Stored items from a collection

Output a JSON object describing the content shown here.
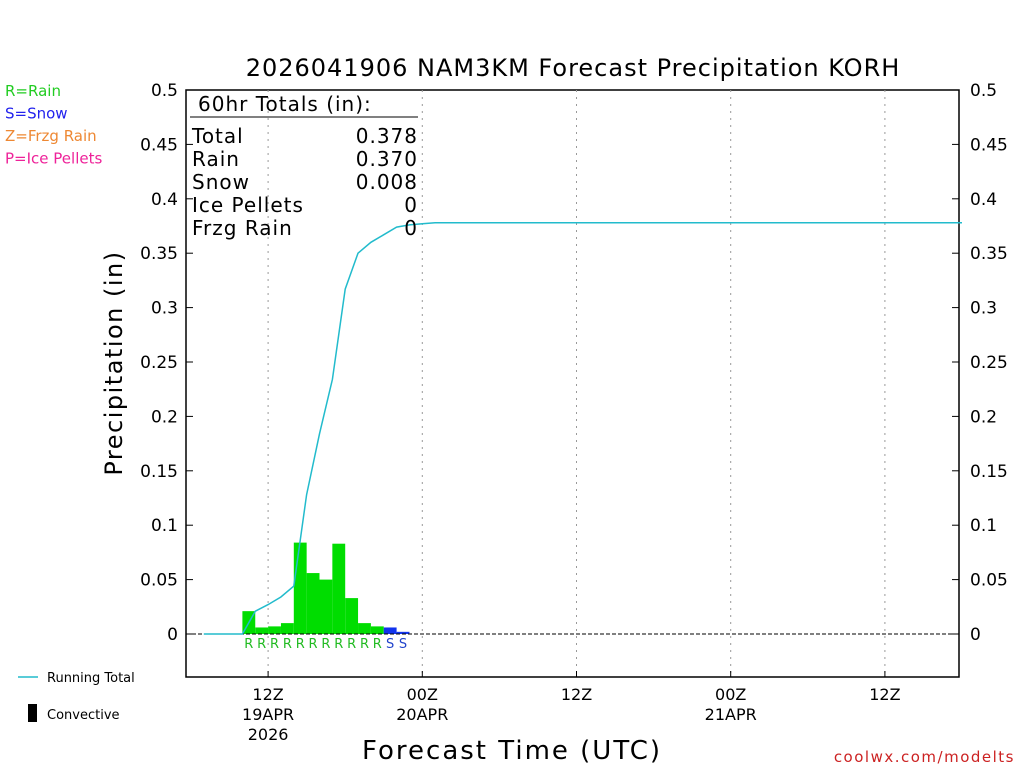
{
  "chart_data": {
    "type": "bar",
    "title": "2026041906 NAM3KM Forecast Precipitation KORH",
    "xlabel": "Forecast Time (UTC)",
    "ylabel": "Precipitation (in)",
    "ylim": [
      -0.04,
      0.5
    ],
    "yticks": [
      "0.5",
      "0.45",
      "0.4",
      "0.35",
      "0.3",
      "0.25",
      "0.2",
      "0.15",
      "0.1",
      "0.05",
      "0"
    ],
    "ytick_values": [
      0.5,
      0.45,
      0.4,
      0.35,
      0.3,
      0.25,
      0.2,
      0.15,
      0.1,
      0.05,
      0
    ],
    "x_range_hours": [
      0,
      60
    ],
    "xticks": [
      {
        "hour": 6,
        "label": "12Z",
        "date": "19APR",
        "year": "2026"
      },
      {
        "hour": 18,
        "label": "00Z",
        "date": "20APR",
        "year": ""
      },
      {
        "hour": 30,
        "label": "12Z",
        "date": "",
        "year": ""
      },
      {
        "hour": 42,
        "label": "00Z",
        "date": "21APR",
        "year": ""
      },
      {
        "hour": 54,
        "label": "12Z",
        "date": "",
        "year": ""
      }
    ],
    "grid": "vertical dotted at tick hours",
    "legend_position": "left",
    "totals_box": {
      "header": "60hr Totals (in):",
      "rows": [
        {
          "label": "Total",
          "value": "0.378"
        },
        {
          "label": "Rain",
          "value": "0.370"
        },
        {
          "label": "Snow",
          "value": "0.008"
        },
        {
          "label": "Ice Pellets",
          "value": "0"
        },
        {
          "label": "Frzg Rain",
          "value": "0"
        }
      ]
    },
    "type_legend": [
      {
        "label": "R=Rain",
        "color": "#22cc22"
      },
      {
        "label": "S=Snow",
        "color": "#2222ee"
      },
      {
        "label": "Z=Frzg Rain",
        "color": "#ee8833"
      },
      {
        "label": "P=Ice Pellets",
        "color": "#ee2299"
      }
    ],
    "series_legend": [
      {
        "label": "Running Total",
        "color": "#22bbcc",
        "kind": "line"
      },
      {
        "label": "Convective",
        "color": "#000000",
        "kind": "bar"
      }
    ],
    "bars": [
      {
        "hour": 4.5,
        "value": 0.021,
        "type": "R"
      },
      {
        "hour": 5.5,
        "value": 0.006,
        "type": "R"
      },
      {
        "hour": 6.5,
        "value": 0.007,
        "type": "R"
      },
      {
        "hour": 7.5,
        "value": 0.01,
        "type": "R"
      },
      {
        "hour": 8.5,
        "value": 0.084,
        "type": "R"
      },
      {
        "hour": 9.5,
        "value": 0.056,
        "type": "R"
      },
      {
        "hour": 10.5,
        "value": 0.05,
        "type": "R"
      },
      {
        "hour": 11.5,
        "value": 0.083,
        "type": "R"
      },
      {
        "hour": 12.5,
        "value": 0.033,
        "type": "R"
      },
      {
        "hour": 13.5,
        "value": 0.01,
        "type": "R"
      },
      {
        "hour": 14.5,
        "value": 0.007,
        "type": "R"
      },
      {
        "hour": 15.5,
        "value": 0.006,
        "type": "S"
      },
      {
        "hour": 16.5,
        "value": 0.002,
        "type": "S"
      }
    ],
    "running_total": {
      "name": "Running Total",
      "x": [
        1,
        2,
        3,
        4,
        5,
        6,
        7,
        8,
        9,
        10,
        11,
        12,
        13,
        14,
        15,
        16,
        17,
        18,
        19,
        20,
        24,
        30,
        36,
        42,
        48,
        54,
        60
      ],
      "y": [
        0,
        0,
        0,
        0,
        0.021,
        0.027,
        0.034,
        0.044,
        0.128,
        0.184,
        0.234,
        0.317,
        0.35,
        0.36,
        0.367,
        0.374,
        0.376,
        0.377,
        0.378,
        0.378,
        0.378,
        0.378,
        0.378,
        0.378,
        0.378,
        0.378,
        0.378
      ]
    }
  },
  "credit": "coolwx.com/modelts"
}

### Stated goal
Using the listing above, pick out each line that contains the word "Precipitation", then copy it.

### The reply
    "title": "2026041906 NAM3KM Forecast Precipitation KORH",
    "ylabel": "Precipitation (in)",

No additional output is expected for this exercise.